What you return should match every record exactly, with the images removed.

==*==

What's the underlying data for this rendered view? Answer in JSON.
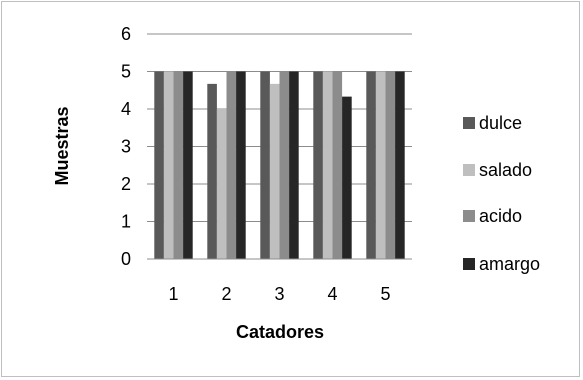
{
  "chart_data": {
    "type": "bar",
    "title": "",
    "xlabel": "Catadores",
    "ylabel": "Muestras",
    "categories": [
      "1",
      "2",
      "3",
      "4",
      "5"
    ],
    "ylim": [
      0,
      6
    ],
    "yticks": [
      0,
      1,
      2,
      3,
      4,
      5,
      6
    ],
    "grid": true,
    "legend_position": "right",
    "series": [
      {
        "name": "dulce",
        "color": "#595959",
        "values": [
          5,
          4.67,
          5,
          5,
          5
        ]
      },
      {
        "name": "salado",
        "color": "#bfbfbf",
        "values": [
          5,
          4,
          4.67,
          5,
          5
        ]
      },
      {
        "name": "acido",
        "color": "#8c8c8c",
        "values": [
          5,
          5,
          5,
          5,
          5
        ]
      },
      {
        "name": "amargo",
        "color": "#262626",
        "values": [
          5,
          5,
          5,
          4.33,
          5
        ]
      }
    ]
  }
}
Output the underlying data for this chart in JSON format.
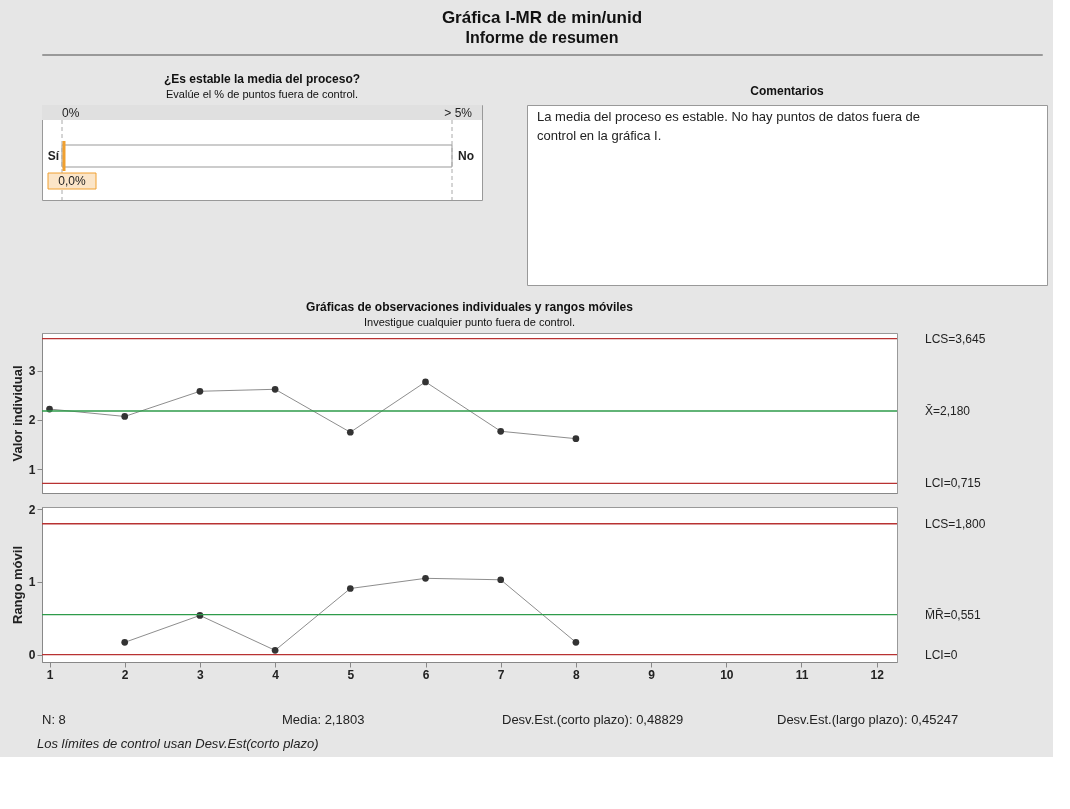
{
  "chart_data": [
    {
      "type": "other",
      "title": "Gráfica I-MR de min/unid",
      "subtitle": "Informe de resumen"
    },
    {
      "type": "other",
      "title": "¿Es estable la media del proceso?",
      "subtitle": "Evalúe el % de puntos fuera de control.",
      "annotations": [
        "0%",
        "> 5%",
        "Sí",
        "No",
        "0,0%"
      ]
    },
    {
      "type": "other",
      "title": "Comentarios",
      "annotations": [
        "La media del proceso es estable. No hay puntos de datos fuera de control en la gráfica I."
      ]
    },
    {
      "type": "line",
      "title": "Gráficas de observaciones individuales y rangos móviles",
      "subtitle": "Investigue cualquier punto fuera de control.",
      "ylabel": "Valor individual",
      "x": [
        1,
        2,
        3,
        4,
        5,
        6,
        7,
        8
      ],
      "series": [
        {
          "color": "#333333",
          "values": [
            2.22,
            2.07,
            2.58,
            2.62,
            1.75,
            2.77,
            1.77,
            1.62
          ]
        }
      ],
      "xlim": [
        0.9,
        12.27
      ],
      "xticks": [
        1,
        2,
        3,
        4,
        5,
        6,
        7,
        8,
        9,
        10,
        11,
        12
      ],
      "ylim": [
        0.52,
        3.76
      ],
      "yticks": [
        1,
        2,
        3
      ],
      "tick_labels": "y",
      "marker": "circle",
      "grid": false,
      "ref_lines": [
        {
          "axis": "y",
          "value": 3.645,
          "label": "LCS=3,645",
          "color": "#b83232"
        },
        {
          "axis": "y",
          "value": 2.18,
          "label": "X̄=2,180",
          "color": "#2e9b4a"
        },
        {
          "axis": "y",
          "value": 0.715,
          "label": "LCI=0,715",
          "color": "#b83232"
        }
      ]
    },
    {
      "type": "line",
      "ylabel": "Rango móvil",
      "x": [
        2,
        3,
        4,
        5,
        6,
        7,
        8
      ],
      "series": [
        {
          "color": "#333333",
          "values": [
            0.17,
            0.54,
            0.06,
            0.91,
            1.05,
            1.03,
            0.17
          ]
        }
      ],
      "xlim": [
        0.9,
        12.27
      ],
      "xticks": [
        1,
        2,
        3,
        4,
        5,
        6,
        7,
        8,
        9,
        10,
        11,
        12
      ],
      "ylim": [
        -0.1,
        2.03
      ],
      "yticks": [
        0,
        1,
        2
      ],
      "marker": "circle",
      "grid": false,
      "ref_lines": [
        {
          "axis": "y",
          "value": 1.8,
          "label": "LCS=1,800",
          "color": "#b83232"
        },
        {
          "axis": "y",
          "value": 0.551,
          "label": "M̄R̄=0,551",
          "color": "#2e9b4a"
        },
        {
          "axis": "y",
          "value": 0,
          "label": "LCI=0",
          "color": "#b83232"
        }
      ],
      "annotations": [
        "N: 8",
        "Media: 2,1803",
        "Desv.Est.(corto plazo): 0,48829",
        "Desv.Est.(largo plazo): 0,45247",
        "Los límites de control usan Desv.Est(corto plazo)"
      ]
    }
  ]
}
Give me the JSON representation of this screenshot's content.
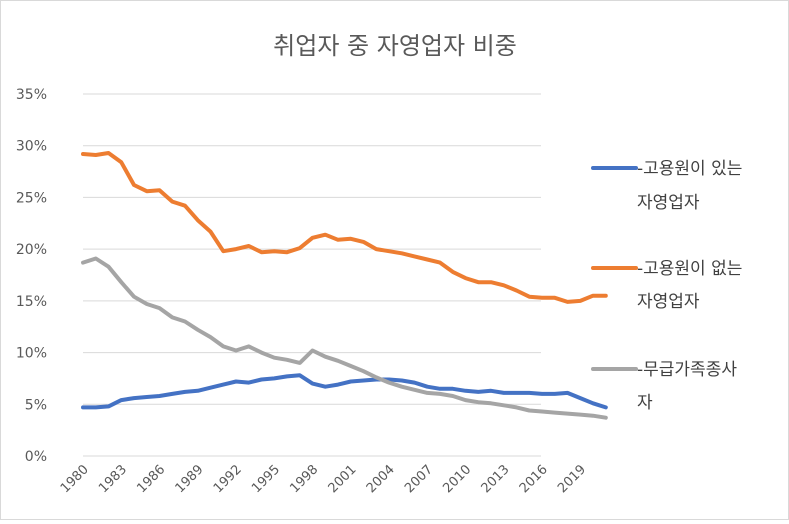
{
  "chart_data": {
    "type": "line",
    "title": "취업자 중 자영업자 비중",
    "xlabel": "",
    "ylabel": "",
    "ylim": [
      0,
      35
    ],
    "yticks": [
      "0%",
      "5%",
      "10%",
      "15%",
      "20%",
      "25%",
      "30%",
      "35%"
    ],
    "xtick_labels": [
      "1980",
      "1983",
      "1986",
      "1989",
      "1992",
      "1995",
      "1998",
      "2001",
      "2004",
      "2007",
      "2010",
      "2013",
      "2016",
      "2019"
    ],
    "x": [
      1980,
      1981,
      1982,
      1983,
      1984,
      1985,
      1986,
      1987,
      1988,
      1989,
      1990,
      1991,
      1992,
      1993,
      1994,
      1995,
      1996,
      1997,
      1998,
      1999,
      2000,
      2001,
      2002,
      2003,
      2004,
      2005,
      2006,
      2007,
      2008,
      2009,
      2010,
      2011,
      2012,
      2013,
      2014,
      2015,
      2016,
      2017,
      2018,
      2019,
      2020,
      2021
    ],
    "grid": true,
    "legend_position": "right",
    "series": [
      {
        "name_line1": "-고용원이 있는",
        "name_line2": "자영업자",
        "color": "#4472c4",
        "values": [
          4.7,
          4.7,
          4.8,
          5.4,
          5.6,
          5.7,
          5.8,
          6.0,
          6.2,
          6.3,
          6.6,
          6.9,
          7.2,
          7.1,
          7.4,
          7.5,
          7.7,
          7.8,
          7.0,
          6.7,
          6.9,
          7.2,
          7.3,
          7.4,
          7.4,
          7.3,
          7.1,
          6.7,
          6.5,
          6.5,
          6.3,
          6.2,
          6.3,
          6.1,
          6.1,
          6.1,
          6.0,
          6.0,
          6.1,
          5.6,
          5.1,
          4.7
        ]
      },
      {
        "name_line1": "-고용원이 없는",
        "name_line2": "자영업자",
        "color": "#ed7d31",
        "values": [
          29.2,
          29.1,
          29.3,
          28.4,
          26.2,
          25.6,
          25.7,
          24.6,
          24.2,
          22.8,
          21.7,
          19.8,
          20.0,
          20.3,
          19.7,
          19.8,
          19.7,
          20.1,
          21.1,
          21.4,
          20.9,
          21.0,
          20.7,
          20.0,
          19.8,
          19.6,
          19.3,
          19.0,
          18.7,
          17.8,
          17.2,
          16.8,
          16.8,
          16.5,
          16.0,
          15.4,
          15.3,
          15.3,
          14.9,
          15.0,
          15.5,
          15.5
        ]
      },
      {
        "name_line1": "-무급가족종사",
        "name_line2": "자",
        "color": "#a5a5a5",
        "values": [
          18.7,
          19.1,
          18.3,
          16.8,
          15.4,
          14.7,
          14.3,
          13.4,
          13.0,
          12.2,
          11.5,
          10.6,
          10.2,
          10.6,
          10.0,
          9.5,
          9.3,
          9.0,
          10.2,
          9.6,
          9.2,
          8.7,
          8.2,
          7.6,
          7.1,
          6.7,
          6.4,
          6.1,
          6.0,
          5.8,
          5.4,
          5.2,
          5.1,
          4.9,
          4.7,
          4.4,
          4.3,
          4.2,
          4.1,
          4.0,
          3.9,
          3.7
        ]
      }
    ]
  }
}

==*==

Final result:
What's the underlying data for this rendered view? Answer in JSON.
{
  "chart_data": {
    "type": "bar",
    "title": "",
    "xlabel": "Catadores",
    "ylabel": "Muestras",
    "categories": [
      "1",
      "2",
      "3",
      "4",
      "5"
    ],
    "ylim": [
      0,
      6
    ],
    "yticks": [
      0,
      1,
      2,
      3,
      4,
      5,
      6
    ],
    "grid": true,
    "legend_position": "right",
    "series": [
      {
        "name": "dulce",
        "color": "#595959",
        "values": [
          5,
          4.67,
          5,
          5,
          5
        ]
      },
      {
        "name": "salado",
        "color": "#bfbfbf",
        "values": [
          5,
          4,
          4.67,
          5,
          5
        ]
      },
      {
        "name": "acido",
        "color": "#8c8c8c",
        "values": [
          5,
          5,
          5,
          5,
          5
        ]
      },
      {
        "name": "amargo",
        "color": "#262626",
        "values": [
          5,
          5,
          5,
          4.33,
          5
        ]
      }
    ]
  }
}
Output the underlying data for this chart in JSON format.
{
  "chart_data": [
    {
      "type": "other",
      "title": "Gráfica I-MR de min/unid",
      "subtitle": "Informe de resumen"
    },
    {
      "type": "other",
      "title": "¿Es estable la media del proceso?",
      "subtitle": "Evalúe el % de puntos fuera de control.",
      "annotations": [
        "0%",
        "> 5%",
        "Sí",
        "No",
        "0,0%"
      ]
    },
    {
      "type": "other",
      "title": "Comentarios",
      "annotations": [
        "La media del proceso es estable. No hay puntos de datos fuera de control en la gráfica I."
      ]
    },
    {
      "type": "line",
      "title": "Gráficas de observaciones individuales y rangos móviles",
      "subtitle": "Investigue cualquier punto fuera de control.",
      "ylabel": "Valor individual",
      "x": [
        1,
        2,
        3,
        4,
        5,
        6,
        7,
        8
      ],
      "series": [
        {
          "color": "#333333",
          "values": [
            2.22,
            2.07,
            2.58,
            2.62,
            1.75,
            2.77,
            1.77,
            1.62
          ]
        }
      ],
      "xlim": [
        0.9,
        12.27
      ],
      "xticks": [
        1,
        2,
        3,
        4,
        5,
        6,
        7,
        8,
        9,
        10,
        11,
        12
      ],
      "ylim": [
        0.52,
        3.76
      ],
      "yticks": [
        1,
        2,
        3
      ],
      "tick_labels": "y",
      "marker": "circle",
      "grid": false,
      "ref_lines": [
        {
          "axis": "y",
          "value": 3.645,
          "label": "LCS=3,645",
          "color": "#b83232"
        },
        {
          "axis": "y",
          "value": 2.18,
          "label": "X̄=2,180",
          "color": "#2e9b4a"
        },
        {
          "axis": "y",
          "value": 0.715,
          "label": "LCI=0,715",
          "color": "#b83232"
        }
      ]
    },
    {
      "type": "line",
      "ylabel": "Rango móvil",
      "x": [
        2,
        3,
        4,
        5,
        6,
        7,
        8
      ],
      "series": [
        {
          "color": "#333333",
          "values": [
            0.17,
            0.54,
            0.06,
            0.91,
            1.05,
            1.03,
            0.17
          ]
        }
      ],
      "xlim": [
        0.9,
        12.27
      ],
      "xticks": [
        1,
        2,
        3,
        4,
        5,
        6,
        7,
        8,
        9,
        10,
        11,
        12
      ],
      "ylim": [
        -0.1,
        2.03
      ],
      "yticks": [
        0,
        1,
        2
      ],
      "marker": "circle",
      "grid": false,
      "ref_lines": [
        {
          "axis": "y",
          "value": 1.8,
          "label": "LCS=1,800",
          "color": "#b83232"
        },
        {
          "axis": "y",
          "value": 0.551,
          "label": "M̄R̄=0,551",
          "color": "#2e9b4a"
        },
        {
          "axis": "y",
          "value": 0,
          "label": "LCI=0",
          "color": "#b83232"
        }
      ],
      "annotations": [
        "N: 8",
        "Media: 2,1803",
        "Desv.Est.(corto plazo): 0,48829",
        "Desv.Est.(largo plazo): 0,45247",
        "Los límites de control usan Desv.Est(corto plazo)"
      ]
    }
  ]
}
Give me the JSON representation of this screenshot's content.
{
  "chart_data": {
    "type": "line",
    "title": "취업자 중 자영업자 비중",
    "xlabel": "",
    "ylabel": "",
    "ylim": [
      0,
      35
    ],
    "yticks": [
      "0%",
      "5%",
      "10%",
      "15%",
      "20%",
      "25%",
      "30%",
      "35%"
    ],
    "xtick_labels": [
      "1980",
      "1983",
      "1986",
      "1989",
      "1992",
      "1995",
      "1998",
      "2001",
      "2004",
      "2007",
      "2010",
      "2013",
      "2016",
      "2019"
    ],
    "x": [
      1980,
      1981,
      1982,
      1983,
      1984,
      1985,
      1986,
      1987,
      1988,
      1989,
      1990,
      1991,
      1992,
      1993,
      1994,
      1995,
      1996,
      1997,
      1998,
      1999,
      2000,
      2001,
      2002,
      2003,
      2004,
      2005,
      2006,
      2007,
      2008,
      2009,
      2010,
      2011,
      2012,
      2013,
      2014,
      2015,
      2016,
      2017,
      2018,
      2019,
      2020,
      2021
    ],
    "grid": true,
    "legend_position": "right",
    "series": [
      {
        "name_line1": "-고용원이 있는",
        "name_line2": "자영업자",
        "color": "#4472c4",
        "values": [
          4.7,
          4.7,
          4.8,
          5.4,
          5.6,
          5.7,
          5.8,
          6.0,
          6.2,
          6.3,
          6.6,
          6.9,
          7.2,
          7.1,
          7.4,
          7.5,
          7.7,
          7.8,
          7.0,
          6.7,
          6.9,
          7.2,
          7.3,
          7.4,
          7.4,
          7.3,
          7.1,
          6.7,
          6.5,
          6.5,
          6.3,
          6.2,
          6.3,
          6.1,
          6.1,
          6.1,
          6.0,
          6.0,
          6.1,
          5.6,
          5.1,
          4.7
        ]
      },
      {
        "name_line1": "-고용원이 없는",
        "name_line2": "자영업자",
        "color": "#ed7d31",
        "values": [
          29.2,
          29.1,
          29.3,
          28.4,
          26.2,
          25.6,
          25.7,
          24.6,
          24.2,
          22.8,
          21.7,
          19.8,
          20.0,
          20.3,
          19.7,
          19.8,
          19.7,
          20.1,
          21.1,
          21.4,
          20.9,
          21.0,
          20.7,
          20.0,
          19.8,
          19.6,
          19.3,
          19.0,
          18.7,
          17.8,
          17.2,
          16.8,
          16.8,
          16.5,
          16.0,
          15.4,
          15.3,
          15.3,
          14.9,
          15.0,
          15.5,
          15.5
        ]
      },
      {
        "name_line1": "-무급가족종사",
        "name_line2": "자",
        "color": "#a5a5a5",
        "values": [
          18.7,
          19.1,
          18.3,
          16.8,
          15.4,
          14.7,
          14.3,
          13.4,
          13.0,
          12.2,
          11.5,
          10.6,
          10.2,
          10.6,
          10.0,
          9.5,
          9.3,
          9.0,
          10.2,
          9.6,
          9.2,
          8.7,
          8.2,
          7.6,
          7.1,
          6.7,
          6.4,
          6.1,
          6.0,
          5.8,
          5.4,
          5.2,
          5.1,
          4.9,
          4.7,
          4.4,
          4.3,
          4.2,
          4.1,
          4.0,
          3.9,
          3.7
        ]
      }
    ]
  }
}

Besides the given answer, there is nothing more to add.